• [Do this]
Copy out each line of the material in which the word "with" appears.

• [Data records]
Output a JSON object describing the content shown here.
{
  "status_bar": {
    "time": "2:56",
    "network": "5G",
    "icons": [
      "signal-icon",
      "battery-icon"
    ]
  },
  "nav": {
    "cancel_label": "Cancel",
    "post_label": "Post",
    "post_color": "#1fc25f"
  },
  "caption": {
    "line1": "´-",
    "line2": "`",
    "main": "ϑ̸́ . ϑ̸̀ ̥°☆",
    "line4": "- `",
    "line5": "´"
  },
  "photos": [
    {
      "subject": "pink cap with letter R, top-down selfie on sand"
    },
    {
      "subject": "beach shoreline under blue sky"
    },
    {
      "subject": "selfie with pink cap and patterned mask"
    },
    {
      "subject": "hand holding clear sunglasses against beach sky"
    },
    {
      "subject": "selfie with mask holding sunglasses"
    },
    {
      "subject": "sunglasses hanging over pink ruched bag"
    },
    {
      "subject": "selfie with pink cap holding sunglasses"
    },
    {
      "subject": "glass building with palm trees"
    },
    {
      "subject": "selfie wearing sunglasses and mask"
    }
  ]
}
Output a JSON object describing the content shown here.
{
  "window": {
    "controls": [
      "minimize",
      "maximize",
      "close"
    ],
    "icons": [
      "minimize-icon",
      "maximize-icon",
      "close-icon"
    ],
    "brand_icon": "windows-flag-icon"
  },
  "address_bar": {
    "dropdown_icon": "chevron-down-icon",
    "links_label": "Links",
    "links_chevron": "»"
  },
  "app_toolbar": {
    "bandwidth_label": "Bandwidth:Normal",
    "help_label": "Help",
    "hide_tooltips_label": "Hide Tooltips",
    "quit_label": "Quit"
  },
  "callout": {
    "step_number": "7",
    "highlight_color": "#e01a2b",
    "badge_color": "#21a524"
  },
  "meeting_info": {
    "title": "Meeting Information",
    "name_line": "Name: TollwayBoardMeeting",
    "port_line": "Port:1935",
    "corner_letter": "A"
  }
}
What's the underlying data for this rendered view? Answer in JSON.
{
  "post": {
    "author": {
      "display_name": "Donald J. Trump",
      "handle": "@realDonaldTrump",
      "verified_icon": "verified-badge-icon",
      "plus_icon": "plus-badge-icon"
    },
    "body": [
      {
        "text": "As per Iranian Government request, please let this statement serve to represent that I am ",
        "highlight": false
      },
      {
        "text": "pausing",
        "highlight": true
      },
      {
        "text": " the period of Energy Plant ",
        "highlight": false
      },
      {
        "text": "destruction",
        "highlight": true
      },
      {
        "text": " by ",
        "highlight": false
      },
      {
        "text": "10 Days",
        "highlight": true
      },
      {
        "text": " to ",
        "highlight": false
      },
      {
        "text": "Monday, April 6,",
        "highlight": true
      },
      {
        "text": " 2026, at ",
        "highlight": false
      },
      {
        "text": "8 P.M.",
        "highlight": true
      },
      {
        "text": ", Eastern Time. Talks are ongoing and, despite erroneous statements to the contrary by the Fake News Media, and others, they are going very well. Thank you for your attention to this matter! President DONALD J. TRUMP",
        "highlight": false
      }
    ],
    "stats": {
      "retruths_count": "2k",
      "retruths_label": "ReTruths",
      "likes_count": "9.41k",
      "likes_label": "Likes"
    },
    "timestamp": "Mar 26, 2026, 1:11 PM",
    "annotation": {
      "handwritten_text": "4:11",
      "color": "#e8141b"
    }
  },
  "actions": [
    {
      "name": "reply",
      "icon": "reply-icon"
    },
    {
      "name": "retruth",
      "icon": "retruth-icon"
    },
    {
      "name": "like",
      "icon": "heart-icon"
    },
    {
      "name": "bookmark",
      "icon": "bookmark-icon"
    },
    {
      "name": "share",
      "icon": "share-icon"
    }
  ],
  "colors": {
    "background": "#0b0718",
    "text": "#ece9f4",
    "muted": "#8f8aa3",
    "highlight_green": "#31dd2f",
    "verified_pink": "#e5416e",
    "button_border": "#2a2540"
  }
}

• [Reply]
      "subject": "pink cap with letter R, top-down selfie on sand"
      "subject": "selfie with pink cap and patterned mask"
      "subject": "selfie with mask holding sunglasses"
      "subject": "selfie with pink cap holding sunglasses"
      "subject": "glass building with palm trees"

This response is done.